------ Material to process

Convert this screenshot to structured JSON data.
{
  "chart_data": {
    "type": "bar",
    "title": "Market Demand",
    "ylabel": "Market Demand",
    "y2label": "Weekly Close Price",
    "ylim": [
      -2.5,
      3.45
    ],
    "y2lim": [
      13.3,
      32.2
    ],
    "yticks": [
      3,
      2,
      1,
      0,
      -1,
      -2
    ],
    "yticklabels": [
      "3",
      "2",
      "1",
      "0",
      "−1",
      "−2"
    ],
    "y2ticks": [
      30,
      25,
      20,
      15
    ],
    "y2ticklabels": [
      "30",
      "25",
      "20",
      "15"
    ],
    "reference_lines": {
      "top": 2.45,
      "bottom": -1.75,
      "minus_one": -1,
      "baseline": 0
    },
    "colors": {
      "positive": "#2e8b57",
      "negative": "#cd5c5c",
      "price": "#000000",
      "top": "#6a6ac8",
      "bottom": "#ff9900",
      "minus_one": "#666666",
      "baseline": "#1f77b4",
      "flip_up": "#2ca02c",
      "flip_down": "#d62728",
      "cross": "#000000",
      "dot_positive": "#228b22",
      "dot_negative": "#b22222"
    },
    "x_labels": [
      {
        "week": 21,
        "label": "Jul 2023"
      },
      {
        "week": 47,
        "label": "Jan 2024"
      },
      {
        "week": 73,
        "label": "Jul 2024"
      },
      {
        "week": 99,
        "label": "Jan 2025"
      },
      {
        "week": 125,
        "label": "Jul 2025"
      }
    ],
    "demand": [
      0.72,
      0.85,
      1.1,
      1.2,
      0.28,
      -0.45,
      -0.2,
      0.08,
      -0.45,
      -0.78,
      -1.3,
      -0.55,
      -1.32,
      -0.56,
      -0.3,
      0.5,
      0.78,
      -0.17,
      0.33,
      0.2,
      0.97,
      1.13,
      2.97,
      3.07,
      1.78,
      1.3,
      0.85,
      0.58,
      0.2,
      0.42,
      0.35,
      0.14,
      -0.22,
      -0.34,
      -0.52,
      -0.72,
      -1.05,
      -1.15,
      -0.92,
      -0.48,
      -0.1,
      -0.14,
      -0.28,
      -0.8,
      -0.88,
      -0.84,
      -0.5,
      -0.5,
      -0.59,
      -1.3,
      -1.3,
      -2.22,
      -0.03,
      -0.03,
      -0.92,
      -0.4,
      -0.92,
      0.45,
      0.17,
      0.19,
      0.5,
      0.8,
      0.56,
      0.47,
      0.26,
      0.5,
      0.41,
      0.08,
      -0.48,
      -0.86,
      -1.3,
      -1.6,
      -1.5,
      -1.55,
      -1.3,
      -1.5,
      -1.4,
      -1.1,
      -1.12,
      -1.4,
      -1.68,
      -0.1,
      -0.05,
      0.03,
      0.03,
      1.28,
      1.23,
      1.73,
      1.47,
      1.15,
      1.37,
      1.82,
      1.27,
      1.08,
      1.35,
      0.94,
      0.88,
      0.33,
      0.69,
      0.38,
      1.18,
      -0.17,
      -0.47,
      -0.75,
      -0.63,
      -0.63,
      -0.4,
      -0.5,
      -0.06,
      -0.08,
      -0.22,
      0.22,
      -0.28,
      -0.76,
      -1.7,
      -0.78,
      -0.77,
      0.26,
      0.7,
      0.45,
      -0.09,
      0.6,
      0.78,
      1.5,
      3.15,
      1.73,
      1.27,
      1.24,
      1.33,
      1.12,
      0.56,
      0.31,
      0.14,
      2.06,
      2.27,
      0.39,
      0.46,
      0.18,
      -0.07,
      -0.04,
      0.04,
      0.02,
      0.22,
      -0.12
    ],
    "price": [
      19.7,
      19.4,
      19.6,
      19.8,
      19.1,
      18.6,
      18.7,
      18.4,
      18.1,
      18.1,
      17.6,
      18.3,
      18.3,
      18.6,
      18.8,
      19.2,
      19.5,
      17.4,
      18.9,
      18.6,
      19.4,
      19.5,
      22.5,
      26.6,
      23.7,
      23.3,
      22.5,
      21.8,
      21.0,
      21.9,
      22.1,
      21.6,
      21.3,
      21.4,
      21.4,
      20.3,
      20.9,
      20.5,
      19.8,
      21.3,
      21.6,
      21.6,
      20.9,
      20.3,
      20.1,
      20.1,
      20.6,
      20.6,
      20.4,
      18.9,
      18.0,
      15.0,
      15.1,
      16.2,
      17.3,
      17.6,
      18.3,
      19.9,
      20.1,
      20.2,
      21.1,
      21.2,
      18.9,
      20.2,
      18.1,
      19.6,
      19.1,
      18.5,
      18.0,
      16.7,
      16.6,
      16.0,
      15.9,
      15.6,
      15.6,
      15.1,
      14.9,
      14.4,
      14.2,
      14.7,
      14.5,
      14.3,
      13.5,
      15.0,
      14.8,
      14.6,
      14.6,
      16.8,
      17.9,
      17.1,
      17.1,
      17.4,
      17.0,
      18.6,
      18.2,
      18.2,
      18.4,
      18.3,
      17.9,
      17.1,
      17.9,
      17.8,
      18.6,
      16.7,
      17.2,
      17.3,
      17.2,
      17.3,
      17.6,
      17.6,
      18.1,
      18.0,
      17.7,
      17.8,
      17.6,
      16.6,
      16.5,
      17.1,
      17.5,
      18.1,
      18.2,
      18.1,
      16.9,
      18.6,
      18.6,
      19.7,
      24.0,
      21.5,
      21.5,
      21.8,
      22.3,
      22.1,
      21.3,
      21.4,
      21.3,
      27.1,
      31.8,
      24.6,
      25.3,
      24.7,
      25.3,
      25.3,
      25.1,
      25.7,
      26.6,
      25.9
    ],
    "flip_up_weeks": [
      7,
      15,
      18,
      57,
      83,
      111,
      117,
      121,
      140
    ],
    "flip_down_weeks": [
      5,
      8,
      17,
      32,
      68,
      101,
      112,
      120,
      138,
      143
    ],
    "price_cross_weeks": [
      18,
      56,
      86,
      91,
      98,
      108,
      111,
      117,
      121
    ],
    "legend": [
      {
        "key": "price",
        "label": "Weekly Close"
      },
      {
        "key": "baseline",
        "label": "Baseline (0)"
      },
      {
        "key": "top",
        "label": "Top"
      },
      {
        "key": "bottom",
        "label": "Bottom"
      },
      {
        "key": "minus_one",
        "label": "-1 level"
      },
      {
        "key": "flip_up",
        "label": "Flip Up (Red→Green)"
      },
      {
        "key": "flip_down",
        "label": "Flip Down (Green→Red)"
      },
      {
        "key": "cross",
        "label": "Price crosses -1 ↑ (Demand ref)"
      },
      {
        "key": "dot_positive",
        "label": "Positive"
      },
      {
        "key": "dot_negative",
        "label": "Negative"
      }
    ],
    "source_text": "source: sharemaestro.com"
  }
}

------------

Directions =
Go through the records and show every line with the string "Green" in it.

Response to the task =
        "label": "Flip Up (Red→Green)"
        "label": "Flip Down (Green→Red)"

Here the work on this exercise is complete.